--- EXERCISE INPUTS ---

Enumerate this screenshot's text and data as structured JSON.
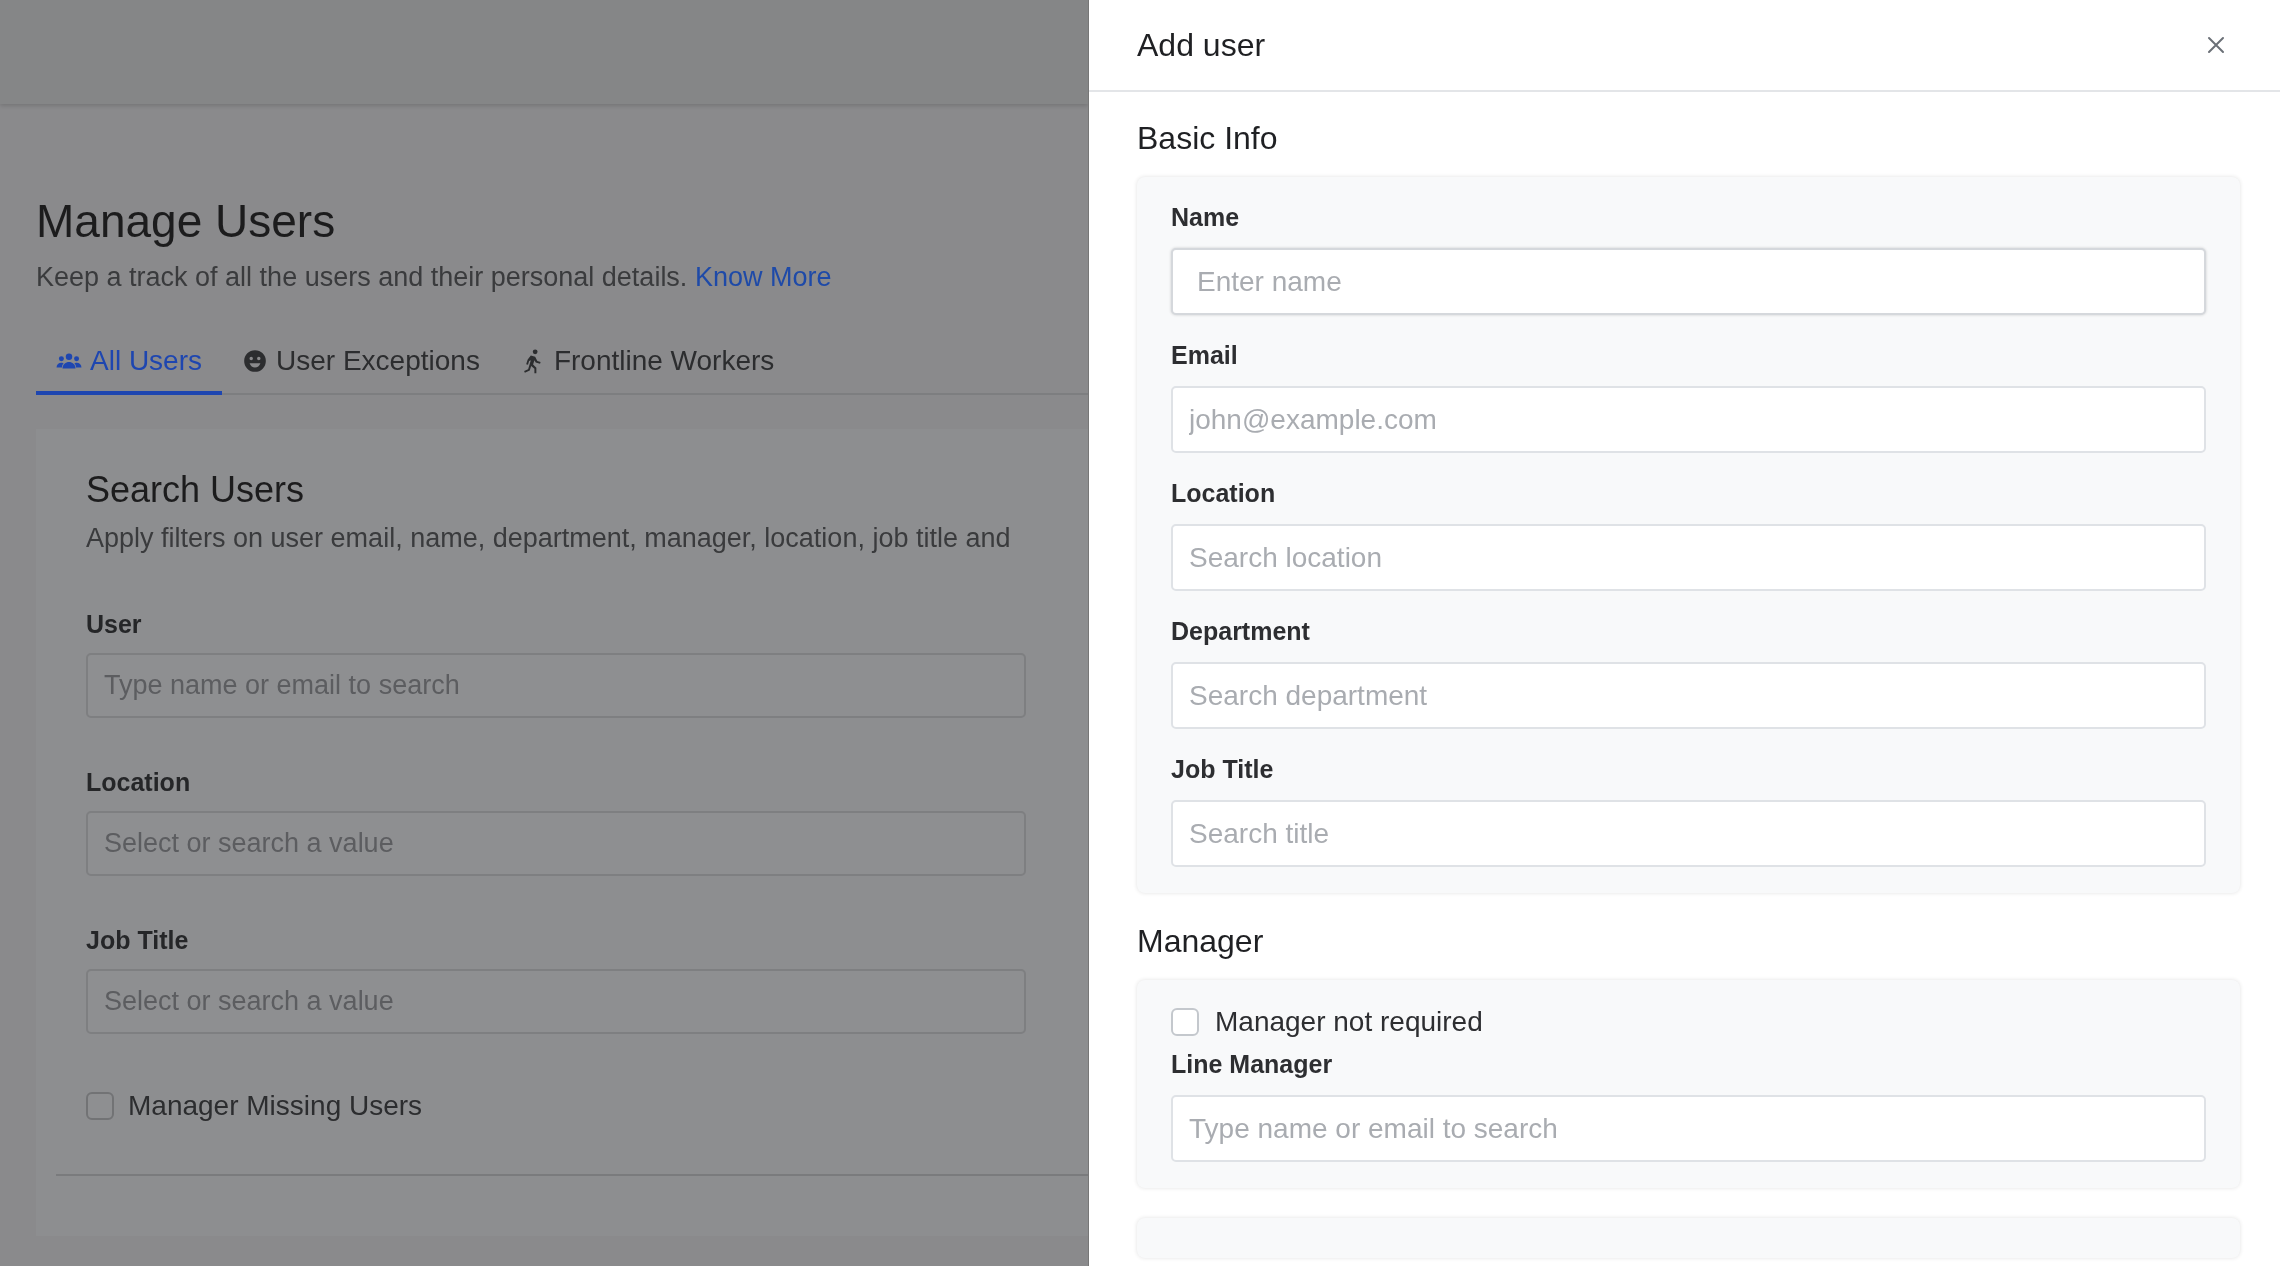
{
  "page": {
    "title": "Manage Users",
    "subtitle": "Keep a track of all the users and their personal details.",
    "link": "Know More",
    "tabs": [
      {
        "label": "All Users",
        "selected": true
      },
      {
        "label": "User Exceptions",
        "selected": false
      },
      {
        "label": "Frontline Workers",
        "selected": false
      }
    ],
    "search_panel": {
      "title": "Search Users",
      "description": "Apply filters on user email, name, department, manager, location, job title and",
      "filters": [
        {
          "label": "User",
          "placeholder": "Type name or email to search"
        },
        {
          "label": "Location",
          "placeholder": "Select or search a value"
        },
        {
          "label": "Job Title",
          "placeholder": "Select or search a value"
        }
      ],
      "checkbox": {
        "label": "Manager Missing Users",
        "checked": false
      }
    }
  },
  "drawer": {
    "title": "Add user",
    "sections": [
      {
        "title": "Basic Info",
        "items": [
          {
            "kind": "field",
            "label": "Name",
            "placeholder": "Enter name",
            "focused": true
          },
          {
            "kind": "field",
            "label": "Email",
            "placeholder": "john@example.com",
            "focused": false
          },
          {
            "kind": "field",
            "label": "Location",
            "placeholder": "Search location",
            "focused": false
          },
          {
            "kind": "field",
            "label": "Department",
            "placeholder": "Search department",
            "focused": false
          },
          {
            "kind": "field",
            "label": "Job Title",
            "placeholder": "Search title",
            "focused": false
          }
        ]
      },
      {
        "title": "Manager",
        "items": [
          {
            "kind": "checkbox",
            "label": "Manager not required",
            "checked": false
          },
          {
            "kind": "field",
            "label": "Line Manager",
            "placeholder": "Type name or email to search",
            "focused": false
          }
        ]
      }
    ]
  }
}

---

(YOUR INSTRUCTIONS) From start to finish, output the listing exactly, but omit its pictures.

(RESPONSE FOR THIS EXERCISE)
Enumerate this screenshot's text and data as structured JSON.
{
  "page": {
    "title": "Manage Users",
    "subtitle": "Keep a track of all the users and their personal details.",
    "link": "Know More",
    "tabs": [
      {
        "label": "All Users",
        "selected": true
      },
      {
        "label": "User Exceptions",
        "selected": false
      },
      {
        "label": "Frontline Workers",
        "selected": false
      }
    ],
    "search_panel": {
      "title": "Search Users",
      "description": "Apply filters on user email, name, department, manager, location, job title and",
      "filters": [
        {
          "label": "User",
          "placeholder": "Type name or email to search"
        },
        {
          "label": "Location",
          "placeholder": "Select or search a value"
        },
        {
          "label": "Job Title",
          "placeholder": "Select or search a value"
        }
      ],
      "checkbox": {
        "label": "Manager Missing Users",
        "checked": false
      }
    }
  },
  "drawer": {
    "title": "Add user",
    "sections": [
      {
        "title": "Basic Info",
        "items": [
          {
            "kind": "field",
            "label": "Name",
            "placeholder": "Enter name",
            "focused": true
          },
          {
            "kind": "field",
            "label": "Email",
            "placeholder": "john@example.com",
            "focused": false
          },
          {
            "kind": "field",
            "label": "Location",
            "placeholder": "Search location",
            "focused": false
          },
          {
            "kind": "field",
            "label": "Department",
            "placeholder": "Search department",
            "focused": false
          },
          {
            "kind": "field",
            "label": "Job Title",
            "placeholder": "Search title",
            "focused": false
          }
        ]
      },
      {
        "title": "Manager",
        "items": [
          {
            "kind": "checkbox",
            "label": "Manager not required",
            "checked": false
          },
          {
            "kind": "field",
            "label": "Line Manager",
            "placeholder": "Type name or email to search",
            "focused": false
          }
        ]
      }
    ]
  }
}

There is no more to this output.